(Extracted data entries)
....

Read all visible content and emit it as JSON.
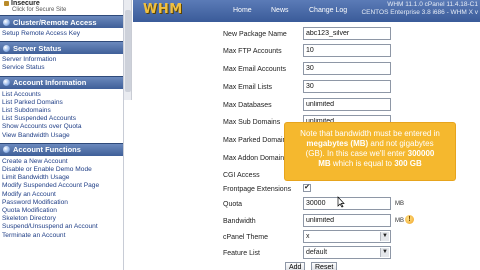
{
  "sidebar": {
    "top_item": "Insecure",
    "top_sub": "Click for Secure Site",
    "sections": [
      {
        "title": "Cluster/Remote Access",
        "links": [
          "Setup Remote Access Key"
        ]
      },
      {
        "title": "Server Status",
        "links": [
          "Server Information",
          "Service Status"
        ]
      },
      {
        "title": "Account Information",
        "links": [
          "List Accounts",
          "List Parked Domains",
          "List Subdomains",
          "List Suspended Accounts",
          "Show Accounts over Quota",
          "View Bandwidth Usage"
        ]
      },
      {
        "title": "Account Functions",
        "links": [
          "Create a New Account",
          "Disable or Enable Demo Mode",
          "Limit Bandwidth Usage",
          "Modify Suspended Account Page",
          "Modify an Account",
          "Password Modification",
          "Quota Modification",
          "Skeleton Directory",
          "Suspend/Unsuspend an Account",
          "Terminate an Account"
        ]
      }
    ]
  },
  "header": {
    "logo": "WHM",
    "nav": [
      "Home",
      "News",
      "Change Log"
    ],
    "info_line1": "WHM 11.1.0 cPanel 11.4.18-C1",
    "info_line2": "CENTOS Enterprise 3.8 i686 - WHM X v"
  },
  "form": {
    "fields": [
      {
        "label": "New Package Name",
        "value": "abc123_silver"
      },
      {
        "label": "Max FTP Accounts",
        "value": "10"
      },
      {
        "label": "Max Email Accounts",
        "value": "30"
      },
      {
        "label": "Max Email Lists",
        "value": "30"
      },
      {
        "label": "Max Databases",
        "value": "unlimited"
      },
      {
        "label": "Max Sub Domains",
        "value": "unlimited"
      },
      {
        "label": "Max Parked Domains",
        "value": ""
      },
      {
        "label": "Max Addon Domains",
        "value": ""
      },
      {
        "label": "CGI Access",
        "value": ""
      },
      {
        "label": "Frontpage Extensions",
        "value": ""
      },
      {
        "label": "Quota",
        "value": "30000",
        "unit": "MB"
      },
      {
        "label": "Bandwidth",
        "value": "unlimited",
        "unit": "MB"
      },
      {
        "label": "cPanel Theme",
        "value": "x"
      },
      {
        "label": "Feature List",
        "value": "default"
      }
    ],
    "checkbox_mark": "✔",
    "add_label": "Add",
    "reset_label": "Reset",
    "warn_icon": "!"
  },
  "callout": {
    "line_a": "Note that bandwidth must be entered in",
    "line_b_bold": "megabytes (MB)",
    "line_b_rest": " and not gigabytes",
    "line_c_pre": "(GB). In this case we'll enter ",
    "line_c_bold": "300000",
    "line_d_bold": "MB",
    "line_d_mid": " which is equal to ",
    "line_d_end": "300 GB"
  },
  "colors": {
    "header": "#4a6aa8",
    "callout": "#f5b82e",
    "link": "#1f3e86",
    "logo": "#f0c040"
  }
}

....

Transcribe every line in the entries above, taking out only the images.

Read all visible content and emit it as JSON.
{
  "sidebar": {
    "top_item": "Insecure",
    "top_sub": "Click for Secure Site",
    "sections": [
      {
        "title": "Cluster/Remote Access",
        "links": [
          "Setup Remote Access Key"
        ]
      },
      {
        "title": "Server Status",
        "links": [
          "Server Information",
          "Service Status"
        ]
      },
      {
        "title": "Account Information",
        "links": [
          "List Accounts",
          "List Parked Domains",
          "List Subdomains",
          "List Suspended Accounts",
          "Show Accounts over Quota",
          "View Bandwidth Usage"
        ]
      },
      {
        "title": "Account Functions",
        "links": [
          "Create a New Account",
          "Disable or Enable Demo Mode",
          "Limit Bandwidth Usage",
          "Modify Suspended Account Page",
          "Modify an Account",
          "Password Modification",
          "Quota Modification",
          "Skeleton Directory",
          "Suspend/Unsuspend an Account",
          "Terminate an Account"
        ]
      }
    ]
  },
  "header": {
    "logo": "WHM",
    "nav": [
      "Home",
      "News",
      "Change Log"
    ],
    "info_line1": "WHM 11.1.0 cPanel 11.4.18-C1",
    "info_line2": "CENTOS Enterprise 3.8 i686 - WHM X v"
  },
  "form": {
    "fields": [
      {
        "label": "New Package Name",
        "value": "abc123_silver"
      },
      {
        "label": "Max FTP Accounts",
        "value": "10"
      },
      {
        "label": "Max Email Accounts",
        "value": "30"
      },
      {
        "label": "Max Email Lists",
        "value": "30"
      },
      {
        "label": "Max Databases",
        "value": "unlimited"
      },
      {
        "label": "Max Sub Domains",
        "value": "unlimited"
      },
      {
        "label": "Max Parked Domains",
        "value": ""
      },
      {
        "label": "Max Addon Domains",
        "value": ""
      },
      {
        "label": "CGI Access",
        "value": ""
      },
      {
        "label": "Frontpage Extensions",
        "value": ""
      },
      {
        "label": "Quota",
        "value": "30000",
        "unit": "MB"
      },
      {
        "label": "Bandwidth",
        "value": "unlimited",
        "unit": "MB"
      },
      {
        "label": "cPanel Theme",
        "value": "x"
      },
      {
        "label": "Feature List",
        "value": "default"
      }
    ],
    "checkbox_mark": "✔",
    "add_label": "Add",
    "reset_label": "Reset",
    "warn_icon": "!"
  },
  "callout": {
    "line_a": "Note that bandwidth must be entered in",
    "line_b_bold": "megabytes (MB)",
    "line_b_rest": " and not gigabytes",
    "line_c_pre": "(GB). In this case we'll enter ",
    "line_c_bold": "300000",
    "line_d_bold": "MB",
    "line_d_mid": " which is equal to ",
    "line_d_end": "300 GB"
  },
  "colors": {
    "header": "#4a6aa8",
    "callout": "#f5b82e",
    "link": "#1f3e86",
    "logo": "#f0c040"
  }
}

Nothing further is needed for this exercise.